[Task goal]:
Report how many lines contain "Irja". The answer is a single number.

+++ Material to process

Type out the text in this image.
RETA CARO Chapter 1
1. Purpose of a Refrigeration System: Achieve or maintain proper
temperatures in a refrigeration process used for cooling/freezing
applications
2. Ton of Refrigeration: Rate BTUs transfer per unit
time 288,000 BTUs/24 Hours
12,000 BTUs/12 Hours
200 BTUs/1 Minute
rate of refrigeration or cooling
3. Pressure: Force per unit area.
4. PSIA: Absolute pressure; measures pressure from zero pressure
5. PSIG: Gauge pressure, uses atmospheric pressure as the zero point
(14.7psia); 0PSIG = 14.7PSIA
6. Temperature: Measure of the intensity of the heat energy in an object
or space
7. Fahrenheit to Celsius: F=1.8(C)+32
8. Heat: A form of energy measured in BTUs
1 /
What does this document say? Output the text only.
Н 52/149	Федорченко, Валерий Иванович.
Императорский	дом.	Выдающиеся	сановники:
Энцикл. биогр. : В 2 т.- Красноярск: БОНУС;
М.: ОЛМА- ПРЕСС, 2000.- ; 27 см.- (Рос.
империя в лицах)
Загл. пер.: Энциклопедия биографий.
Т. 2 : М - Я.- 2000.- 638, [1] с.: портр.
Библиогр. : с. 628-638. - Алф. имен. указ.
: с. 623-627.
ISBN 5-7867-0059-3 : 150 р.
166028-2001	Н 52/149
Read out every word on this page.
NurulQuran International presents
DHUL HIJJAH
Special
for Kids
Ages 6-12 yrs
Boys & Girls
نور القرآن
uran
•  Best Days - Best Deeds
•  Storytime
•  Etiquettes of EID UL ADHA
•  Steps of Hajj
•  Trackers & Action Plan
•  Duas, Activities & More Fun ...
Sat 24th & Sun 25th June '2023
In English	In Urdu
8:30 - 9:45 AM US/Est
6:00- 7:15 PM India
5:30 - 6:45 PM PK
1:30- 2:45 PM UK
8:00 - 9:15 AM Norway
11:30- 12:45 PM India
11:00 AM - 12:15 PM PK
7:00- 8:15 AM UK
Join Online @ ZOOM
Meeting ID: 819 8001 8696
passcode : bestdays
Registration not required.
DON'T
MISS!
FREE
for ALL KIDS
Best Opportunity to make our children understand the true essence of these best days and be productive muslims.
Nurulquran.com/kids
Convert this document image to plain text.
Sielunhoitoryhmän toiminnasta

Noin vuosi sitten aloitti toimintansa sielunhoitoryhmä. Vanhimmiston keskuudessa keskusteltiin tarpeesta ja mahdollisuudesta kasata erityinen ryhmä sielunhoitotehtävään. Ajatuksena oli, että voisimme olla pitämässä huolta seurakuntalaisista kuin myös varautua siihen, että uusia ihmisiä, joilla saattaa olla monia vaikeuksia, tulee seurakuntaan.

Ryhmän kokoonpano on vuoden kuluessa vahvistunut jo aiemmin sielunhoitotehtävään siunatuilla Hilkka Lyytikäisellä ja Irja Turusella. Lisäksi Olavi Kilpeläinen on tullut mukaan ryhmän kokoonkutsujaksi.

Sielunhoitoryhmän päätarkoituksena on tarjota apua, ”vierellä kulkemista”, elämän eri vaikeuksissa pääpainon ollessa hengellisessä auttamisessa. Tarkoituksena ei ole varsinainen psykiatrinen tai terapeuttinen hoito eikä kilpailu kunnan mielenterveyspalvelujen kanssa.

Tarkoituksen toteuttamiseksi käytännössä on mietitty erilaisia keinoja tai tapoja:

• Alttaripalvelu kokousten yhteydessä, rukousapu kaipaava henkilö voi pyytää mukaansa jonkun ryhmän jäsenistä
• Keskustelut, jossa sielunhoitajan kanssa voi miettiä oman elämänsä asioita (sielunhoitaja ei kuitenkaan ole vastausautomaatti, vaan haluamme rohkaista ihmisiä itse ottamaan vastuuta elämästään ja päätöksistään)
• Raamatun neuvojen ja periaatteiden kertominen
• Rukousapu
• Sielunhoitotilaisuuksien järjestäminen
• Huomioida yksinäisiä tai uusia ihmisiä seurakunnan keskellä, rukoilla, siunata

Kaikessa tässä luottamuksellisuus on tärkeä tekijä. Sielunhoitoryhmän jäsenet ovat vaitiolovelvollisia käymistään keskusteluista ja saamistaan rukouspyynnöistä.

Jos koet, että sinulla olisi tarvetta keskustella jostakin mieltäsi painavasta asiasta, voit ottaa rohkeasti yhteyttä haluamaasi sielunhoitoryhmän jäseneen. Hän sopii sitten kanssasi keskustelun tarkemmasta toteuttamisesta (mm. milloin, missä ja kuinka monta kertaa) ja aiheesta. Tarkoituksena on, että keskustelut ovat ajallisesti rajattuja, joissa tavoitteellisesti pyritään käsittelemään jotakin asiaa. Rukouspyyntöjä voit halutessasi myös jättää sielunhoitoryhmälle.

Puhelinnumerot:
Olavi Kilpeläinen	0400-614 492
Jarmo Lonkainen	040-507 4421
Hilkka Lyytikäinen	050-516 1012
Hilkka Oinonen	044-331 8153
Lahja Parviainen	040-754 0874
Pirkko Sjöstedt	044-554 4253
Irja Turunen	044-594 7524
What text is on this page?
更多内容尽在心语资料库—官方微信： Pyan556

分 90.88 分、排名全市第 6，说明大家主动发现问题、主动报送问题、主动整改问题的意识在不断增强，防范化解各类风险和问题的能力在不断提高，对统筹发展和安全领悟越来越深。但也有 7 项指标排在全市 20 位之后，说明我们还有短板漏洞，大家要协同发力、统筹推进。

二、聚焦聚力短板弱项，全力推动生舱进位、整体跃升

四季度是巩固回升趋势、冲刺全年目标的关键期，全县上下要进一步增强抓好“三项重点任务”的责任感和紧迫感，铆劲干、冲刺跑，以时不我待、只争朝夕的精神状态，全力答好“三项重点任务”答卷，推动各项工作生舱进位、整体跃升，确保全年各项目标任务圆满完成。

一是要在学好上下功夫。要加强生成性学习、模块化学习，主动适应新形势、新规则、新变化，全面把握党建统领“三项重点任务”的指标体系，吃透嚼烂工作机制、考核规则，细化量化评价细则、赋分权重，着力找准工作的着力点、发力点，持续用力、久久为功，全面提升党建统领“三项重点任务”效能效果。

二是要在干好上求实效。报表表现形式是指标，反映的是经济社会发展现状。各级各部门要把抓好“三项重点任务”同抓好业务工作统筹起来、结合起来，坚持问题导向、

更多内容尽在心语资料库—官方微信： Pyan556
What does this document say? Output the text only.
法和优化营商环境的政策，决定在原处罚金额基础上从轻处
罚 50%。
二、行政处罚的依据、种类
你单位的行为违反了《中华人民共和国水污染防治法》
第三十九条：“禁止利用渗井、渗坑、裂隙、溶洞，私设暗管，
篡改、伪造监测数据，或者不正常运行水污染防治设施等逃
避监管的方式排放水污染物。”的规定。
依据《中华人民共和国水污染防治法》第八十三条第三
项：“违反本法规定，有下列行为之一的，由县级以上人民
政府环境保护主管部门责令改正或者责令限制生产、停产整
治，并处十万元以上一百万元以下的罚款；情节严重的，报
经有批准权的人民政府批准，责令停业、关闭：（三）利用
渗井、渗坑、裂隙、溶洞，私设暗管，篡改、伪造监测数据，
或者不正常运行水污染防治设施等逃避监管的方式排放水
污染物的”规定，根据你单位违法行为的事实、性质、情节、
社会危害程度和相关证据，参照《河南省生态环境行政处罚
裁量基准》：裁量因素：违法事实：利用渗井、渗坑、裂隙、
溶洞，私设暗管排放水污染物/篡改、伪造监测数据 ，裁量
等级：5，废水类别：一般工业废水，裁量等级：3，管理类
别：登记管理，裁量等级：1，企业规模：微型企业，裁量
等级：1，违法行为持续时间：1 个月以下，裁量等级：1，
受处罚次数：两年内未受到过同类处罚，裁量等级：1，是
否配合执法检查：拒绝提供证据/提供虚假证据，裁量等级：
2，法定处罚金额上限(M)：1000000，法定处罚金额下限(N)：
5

++++++

[Task response]:
2